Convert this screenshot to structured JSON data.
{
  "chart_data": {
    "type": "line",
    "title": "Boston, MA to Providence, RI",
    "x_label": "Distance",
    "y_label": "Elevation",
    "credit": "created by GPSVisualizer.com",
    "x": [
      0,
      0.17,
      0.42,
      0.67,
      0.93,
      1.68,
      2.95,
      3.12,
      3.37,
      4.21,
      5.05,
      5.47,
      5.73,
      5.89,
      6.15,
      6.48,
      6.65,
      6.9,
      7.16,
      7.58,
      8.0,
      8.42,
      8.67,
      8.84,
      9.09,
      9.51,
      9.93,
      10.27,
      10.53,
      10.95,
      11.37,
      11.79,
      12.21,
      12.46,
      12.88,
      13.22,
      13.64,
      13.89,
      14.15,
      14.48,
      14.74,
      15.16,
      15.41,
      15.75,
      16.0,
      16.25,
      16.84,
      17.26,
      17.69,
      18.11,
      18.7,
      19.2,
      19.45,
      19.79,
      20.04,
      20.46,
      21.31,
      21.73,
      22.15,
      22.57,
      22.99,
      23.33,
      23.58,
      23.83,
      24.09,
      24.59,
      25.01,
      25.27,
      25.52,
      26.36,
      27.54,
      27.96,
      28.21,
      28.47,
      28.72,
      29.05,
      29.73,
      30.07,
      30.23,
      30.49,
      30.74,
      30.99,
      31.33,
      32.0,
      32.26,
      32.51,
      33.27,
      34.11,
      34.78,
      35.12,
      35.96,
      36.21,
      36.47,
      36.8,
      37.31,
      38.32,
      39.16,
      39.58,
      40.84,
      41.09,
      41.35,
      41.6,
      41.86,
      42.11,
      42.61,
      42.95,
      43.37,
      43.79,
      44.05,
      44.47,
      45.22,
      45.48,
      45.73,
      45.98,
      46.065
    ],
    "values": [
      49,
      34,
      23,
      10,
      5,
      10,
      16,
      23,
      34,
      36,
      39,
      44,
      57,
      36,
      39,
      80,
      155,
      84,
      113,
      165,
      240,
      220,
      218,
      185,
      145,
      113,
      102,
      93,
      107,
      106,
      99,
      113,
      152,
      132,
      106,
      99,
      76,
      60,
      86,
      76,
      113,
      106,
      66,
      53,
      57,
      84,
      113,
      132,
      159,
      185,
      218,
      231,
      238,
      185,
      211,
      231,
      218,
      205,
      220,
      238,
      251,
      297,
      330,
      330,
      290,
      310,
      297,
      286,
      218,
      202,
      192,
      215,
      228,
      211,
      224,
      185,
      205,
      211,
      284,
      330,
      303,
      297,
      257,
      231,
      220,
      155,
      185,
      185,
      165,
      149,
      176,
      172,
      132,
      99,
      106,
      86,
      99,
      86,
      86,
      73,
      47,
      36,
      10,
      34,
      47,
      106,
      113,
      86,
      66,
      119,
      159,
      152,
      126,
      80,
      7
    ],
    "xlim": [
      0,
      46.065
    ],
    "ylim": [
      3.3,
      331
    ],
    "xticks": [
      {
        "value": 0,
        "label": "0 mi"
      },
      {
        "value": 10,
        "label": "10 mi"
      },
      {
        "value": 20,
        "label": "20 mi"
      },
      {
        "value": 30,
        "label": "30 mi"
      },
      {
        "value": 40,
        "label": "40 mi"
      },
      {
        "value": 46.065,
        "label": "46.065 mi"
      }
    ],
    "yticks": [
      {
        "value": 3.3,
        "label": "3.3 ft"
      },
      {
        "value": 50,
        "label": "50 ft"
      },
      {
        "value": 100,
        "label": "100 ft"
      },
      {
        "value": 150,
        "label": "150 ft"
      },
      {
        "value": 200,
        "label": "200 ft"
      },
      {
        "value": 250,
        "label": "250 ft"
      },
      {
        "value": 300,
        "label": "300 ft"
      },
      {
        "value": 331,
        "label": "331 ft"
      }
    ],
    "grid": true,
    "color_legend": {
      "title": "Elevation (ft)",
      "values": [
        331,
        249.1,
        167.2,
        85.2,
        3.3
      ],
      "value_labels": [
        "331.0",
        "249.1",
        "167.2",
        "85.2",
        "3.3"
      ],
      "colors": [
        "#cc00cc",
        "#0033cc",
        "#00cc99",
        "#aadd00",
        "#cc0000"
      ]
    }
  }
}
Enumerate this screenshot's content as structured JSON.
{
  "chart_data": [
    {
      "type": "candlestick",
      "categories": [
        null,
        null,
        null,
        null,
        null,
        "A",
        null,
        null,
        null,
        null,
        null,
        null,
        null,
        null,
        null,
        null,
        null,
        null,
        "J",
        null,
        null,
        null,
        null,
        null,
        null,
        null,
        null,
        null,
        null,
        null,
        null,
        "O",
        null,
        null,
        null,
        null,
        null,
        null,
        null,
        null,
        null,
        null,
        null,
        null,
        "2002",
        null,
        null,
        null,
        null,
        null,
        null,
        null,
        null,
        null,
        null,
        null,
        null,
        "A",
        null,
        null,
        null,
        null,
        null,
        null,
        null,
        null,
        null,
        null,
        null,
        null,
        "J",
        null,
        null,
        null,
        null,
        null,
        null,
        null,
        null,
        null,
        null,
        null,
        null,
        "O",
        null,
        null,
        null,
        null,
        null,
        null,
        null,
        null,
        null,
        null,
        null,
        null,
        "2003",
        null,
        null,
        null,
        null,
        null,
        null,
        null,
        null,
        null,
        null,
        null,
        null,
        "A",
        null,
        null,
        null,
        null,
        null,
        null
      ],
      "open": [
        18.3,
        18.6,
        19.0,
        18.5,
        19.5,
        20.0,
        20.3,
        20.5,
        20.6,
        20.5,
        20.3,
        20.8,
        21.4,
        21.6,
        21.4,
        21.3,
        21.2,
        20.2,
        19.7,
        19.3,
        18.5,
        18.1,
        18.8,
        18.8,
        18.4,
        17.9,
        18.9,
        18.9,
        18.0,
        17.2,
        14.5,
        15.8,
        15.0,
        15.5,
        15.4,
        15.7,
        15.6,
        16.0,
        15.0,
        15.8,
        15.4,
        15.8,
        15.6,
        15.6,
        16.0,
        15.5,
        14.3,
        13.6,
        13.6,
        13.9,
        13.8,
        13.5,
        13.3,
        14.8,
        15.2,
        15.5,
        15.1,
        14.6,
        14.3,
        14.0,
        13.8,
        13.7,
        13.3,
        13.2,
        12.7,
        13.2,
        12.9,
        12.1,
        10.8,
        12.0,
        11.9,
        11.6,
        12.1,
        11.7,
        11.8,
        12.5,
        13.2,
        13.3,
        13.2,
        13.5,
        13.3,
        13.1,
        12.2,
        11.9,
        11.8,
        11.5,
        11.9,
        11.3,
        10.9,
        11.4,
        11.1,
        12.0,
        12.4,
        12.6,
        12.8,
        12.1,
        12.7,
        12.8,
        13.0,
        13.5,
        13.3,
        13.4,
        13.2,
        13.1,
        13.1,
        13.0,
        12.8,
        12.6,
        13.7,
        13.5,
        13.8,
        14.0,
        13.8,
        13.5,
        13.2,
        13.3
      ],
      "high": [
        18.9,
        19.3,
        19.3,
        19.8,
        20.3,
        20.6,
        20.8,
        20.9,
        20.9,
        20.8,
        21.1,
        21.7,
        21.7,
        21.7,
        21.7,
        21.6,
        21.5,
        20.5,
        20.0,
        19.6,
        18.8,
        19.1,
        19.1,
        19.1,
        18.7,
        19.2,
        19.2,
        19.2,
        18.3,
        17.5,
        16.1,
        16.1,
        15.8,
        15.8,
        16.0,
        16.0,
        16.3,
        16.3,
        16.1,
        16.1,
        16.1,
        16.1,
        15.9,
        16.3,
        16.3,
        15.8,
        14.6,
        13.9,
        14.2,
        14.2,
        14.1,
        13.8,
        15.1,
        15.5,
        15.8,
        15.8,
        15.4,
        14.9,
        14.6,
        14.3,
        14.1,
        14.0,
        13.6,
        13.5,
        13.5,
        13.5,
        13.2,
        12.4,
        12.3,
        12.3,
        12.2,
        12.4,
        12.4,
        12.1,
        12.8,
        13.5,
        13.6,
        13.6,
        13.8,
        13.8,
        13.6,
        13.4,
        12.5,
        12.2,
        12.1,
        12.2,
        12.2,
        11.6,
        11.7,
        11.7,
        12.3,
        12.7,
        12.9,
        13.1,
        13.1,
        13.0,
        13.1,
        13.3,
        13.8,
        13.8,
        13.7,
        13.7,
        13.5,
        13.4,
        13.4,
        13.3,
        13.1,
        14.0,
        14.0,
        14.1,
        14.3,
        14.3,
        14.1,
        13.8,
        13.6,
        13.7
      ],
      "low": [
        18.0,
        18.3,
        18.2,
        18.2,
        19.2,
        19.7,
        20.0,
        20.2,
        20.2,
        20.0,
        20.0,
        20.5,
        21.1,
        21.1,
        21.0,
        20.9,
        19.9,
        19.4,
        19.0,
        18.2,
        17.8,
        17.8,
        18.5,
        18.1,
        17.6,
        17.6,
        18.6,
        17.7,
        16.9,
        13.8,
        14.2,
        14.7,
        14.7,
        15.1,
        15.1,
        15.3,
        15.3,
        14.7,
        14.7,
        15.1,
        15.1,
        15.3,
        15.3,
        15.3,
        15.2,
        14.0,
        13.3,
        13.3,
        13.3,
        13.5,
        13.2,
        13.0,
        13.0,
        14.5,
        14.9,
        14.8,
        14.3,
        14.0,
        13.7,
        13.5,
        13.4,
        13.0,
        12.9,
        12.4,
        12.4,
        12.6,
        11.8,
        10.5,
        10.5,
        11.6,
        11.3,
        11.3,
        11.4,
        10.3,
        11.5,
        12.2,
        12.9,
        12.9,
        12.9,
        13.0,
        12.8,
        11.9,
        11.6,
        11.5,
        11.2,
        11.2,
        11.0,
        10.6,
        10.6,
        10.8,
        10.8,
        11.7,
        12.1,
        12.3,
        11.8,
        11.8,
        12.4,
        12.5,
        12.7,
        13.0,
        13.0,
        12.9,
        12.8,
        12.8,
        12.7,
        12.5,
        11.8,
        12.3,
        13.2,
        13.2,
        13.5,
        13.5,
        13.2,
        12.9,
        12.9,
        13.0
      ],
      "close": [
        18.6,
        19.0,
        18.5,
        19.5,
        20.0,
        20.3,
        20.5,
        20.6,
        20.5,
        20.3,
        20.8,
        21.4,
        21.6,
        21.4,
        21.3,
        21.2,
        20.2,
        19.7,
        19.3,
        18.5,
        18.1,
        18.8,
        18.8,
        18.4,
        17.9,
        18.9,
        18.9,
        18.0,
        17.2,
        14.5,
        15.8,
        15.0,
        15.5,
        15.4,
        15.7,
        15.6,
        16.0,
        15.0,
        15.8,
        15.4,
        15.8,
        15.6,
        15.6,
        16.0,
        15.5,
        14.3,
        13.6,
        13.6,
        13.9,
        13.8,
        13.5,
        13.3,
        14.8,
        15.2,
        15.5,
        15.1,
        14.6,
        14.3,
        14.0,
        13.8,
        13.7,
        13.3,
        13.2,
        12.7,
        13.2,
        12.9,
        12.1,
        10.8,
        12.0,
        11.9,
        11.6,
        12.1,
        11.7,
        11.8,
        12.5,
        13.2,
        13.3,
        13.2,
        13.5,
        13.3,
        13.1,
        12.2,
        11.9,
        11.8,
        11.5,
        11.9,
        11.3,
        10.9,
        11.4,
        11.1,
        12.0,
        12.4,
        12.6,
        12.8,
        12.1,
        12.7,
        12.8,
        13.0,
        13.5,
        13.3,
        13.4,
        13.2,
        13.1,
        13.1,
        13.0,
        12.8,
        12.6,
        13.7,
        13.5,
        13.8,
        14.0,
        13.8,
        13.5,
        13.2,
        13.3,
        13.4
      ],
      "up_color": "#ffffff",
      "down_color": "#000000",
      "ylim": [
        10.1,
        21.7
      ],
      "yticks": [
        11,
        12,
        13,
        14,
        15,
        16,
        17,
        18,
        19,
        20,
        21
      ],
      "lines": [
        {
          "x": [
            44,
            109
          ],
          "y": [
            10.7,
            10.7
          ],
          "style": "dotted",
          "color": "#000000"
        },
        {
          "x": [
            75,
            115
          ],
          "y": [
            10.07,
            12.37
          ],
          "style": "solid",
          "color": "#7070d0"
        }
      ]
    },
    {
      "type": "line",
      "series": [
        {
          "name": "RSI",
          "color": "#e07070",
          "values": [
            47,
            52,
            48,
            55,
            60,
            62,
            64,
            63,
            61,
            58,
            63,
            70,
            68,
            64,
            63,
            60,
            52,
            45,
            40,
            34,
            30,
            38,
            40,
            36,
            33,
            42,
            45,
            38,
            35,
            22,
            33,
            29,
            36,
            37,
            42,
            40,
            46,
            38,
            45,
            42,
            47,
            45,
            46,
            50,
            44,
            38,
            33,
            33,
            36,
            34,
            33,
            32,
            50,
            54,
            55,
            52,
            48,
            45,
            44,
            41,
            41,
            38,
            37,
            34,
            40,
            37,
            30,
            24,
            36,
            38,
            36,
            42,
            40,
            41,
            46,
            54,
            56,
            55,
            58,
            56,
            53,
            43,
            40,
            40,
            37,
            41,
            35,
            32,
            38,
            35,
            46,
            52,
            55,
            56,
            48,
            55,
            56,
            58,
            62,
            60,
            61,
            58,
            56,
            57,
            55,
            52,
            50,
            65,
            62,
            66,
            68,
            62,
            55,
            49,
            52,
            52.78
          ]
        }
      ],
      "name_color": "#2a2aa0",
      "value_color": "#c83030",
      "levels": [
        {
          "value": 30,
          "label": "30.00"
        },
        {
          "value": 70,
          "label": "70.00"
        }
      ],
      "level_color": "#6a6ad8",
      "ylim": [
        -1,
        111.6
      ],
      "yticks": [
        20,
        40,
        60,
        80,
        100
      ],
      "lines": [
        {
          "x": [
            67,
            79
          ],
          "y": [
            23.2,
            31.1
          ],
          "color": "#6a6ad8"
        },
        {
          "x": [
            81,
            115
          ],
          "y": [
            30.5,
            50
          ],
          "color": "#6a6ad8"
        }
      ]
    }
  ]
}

==================================================

(What is being asked)
From the entries above, copy every line containing the word "JSON".

(Result)
Convert this screenshot to structured JSON data.
Enumerate this screenshot's content as structured JSON.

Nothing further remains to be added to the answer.